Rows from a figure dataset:
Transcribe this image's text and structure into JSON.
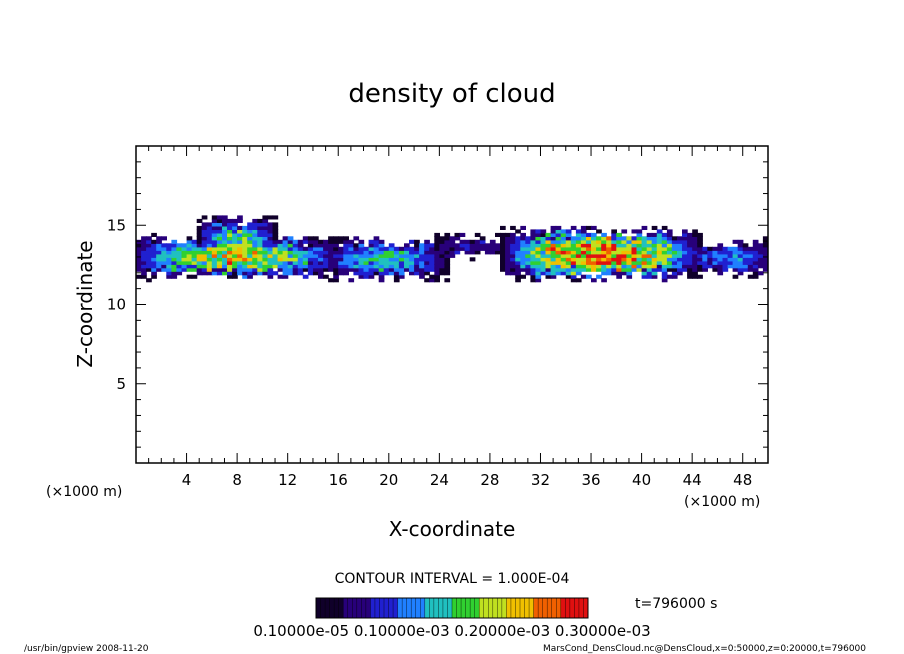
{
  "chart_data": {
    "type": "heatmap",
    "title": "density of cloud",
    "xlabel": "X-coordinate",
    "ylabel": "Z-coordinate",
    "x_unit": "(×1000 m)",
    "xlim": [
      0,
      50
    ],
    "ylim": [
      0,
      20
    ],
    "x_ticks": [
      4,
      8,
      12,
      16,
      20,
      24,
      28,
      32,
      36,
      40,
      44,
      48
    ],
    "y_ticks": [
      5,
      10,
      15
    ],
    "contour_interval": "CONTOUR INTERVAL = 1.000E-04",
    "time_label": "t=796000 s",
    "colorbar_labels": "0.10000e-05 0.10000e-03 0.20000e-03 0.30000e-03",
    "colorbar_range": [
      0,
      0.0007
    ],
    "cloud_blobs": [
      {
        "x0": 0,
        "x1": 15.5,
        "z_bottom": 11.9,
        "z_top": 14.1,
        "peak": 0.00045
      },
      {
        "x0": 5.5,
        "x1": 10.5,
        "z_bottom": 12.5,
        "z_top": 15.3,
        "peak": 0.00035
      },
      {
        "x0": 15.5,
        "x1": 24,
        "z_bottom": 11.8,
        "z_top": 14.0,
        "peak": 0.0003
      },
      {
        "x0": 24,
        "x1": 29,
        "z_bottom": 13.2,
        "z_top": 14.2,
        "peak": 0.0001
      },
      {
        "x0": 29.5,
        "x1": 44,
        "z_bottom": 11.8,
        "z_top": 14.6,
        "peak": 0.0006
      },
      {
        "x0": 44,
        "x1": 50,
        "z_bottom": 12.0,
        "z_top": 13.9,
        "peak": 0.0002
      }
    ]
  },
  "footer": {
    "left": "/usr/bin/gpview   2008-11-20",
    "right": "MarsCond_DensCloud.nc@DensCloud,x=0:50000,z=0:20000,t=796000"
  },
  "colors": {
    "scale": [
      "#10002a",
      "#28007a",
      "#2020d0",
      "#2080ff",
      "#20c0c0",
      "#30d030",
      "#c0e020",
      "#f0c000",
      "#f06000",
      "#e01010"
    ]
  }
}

Task instructions: Copy the whole listing above word for word but do not carry over the pictures.

Right answer:
Transcribe this image's text and structure into JSON.
{
  "chart_data": {
    "type": "heatmap",
    "title": "density of cloud",
    "xlabel": "X-coordinate",
    "ylabel": "Z-coordinate",
    "x_unit": "(×1000 m)",
    "xlim": [
      0,
      50
    ],
    "ylim": [
      0,
      20
    ],
    "x_ticks": [
      4,
      8,
      12,
      16,
      20,
      24,
      28,
      32,
      36,
      40,
      44,
      48
    ],
    "y_ticks": [
      5,
      10,
      15
    ],
    "contour_interval": "CONTOUR INTERVAL = 1.000E-04",
    "time_label": "t=796000 s",
    "colorbar_labels": "0.10000e-05 0.10000e-03 0.20000e-03 0.30000e-03",
    "colorbar_range": [
      0,
      0.0007
    ],
    "cloud_blobs": [
      {
        "x0": 0,
        "x1": 15.5,
        "z_bottom": 11.9,
        "z_top": 14.1,
        "peak": 0.00045
      },
      {
        "x0": 5.5,
        "x1": 10.5,
        "z_bottom": 12.5,
        "z_top": 15.3,
        "peak": 0.00035
      },
      {
        "x0": 15.5,
        "x1": 24,
        "z_bottom": 11.8,
        "z_top": 14.0,
        "peak": 0.0003
      },
      {
        "x0": 24,
        "x1": 29,
        "z_bottom": 13.2,
        "z_top": 14.2,
        "peak": 0.0001
      },
      {
        "x0": 29.5,
        "x1": 44,
        "z_bottom": 11.8,
        "z_top": 14.6,
        "peak": 0.0006
      },
      {
        "x0": 44,
        "x1": 50,
        "z_bottom": 12.0,
        "z_top": 13.9,
        "peak": 0.0002
      }
    ]
  },
  "footer": {
    "left": "/usr/bin/gpview   2008-11-20",
    "right": "MarsCond_DensCloud.nc@DensCloud,x=0:50000,z=0:20000,t=796000"
  },
  "colors": {
    "scale": [
      "#10002a",
      "#28007a",
      "#2020d0",
      "#2080ff",
      "#20c0c0",
      "#30d030",
      "#c0e020",
      "#f0c000",
      "#f06000",
      "#e01010"
    ]
  }
}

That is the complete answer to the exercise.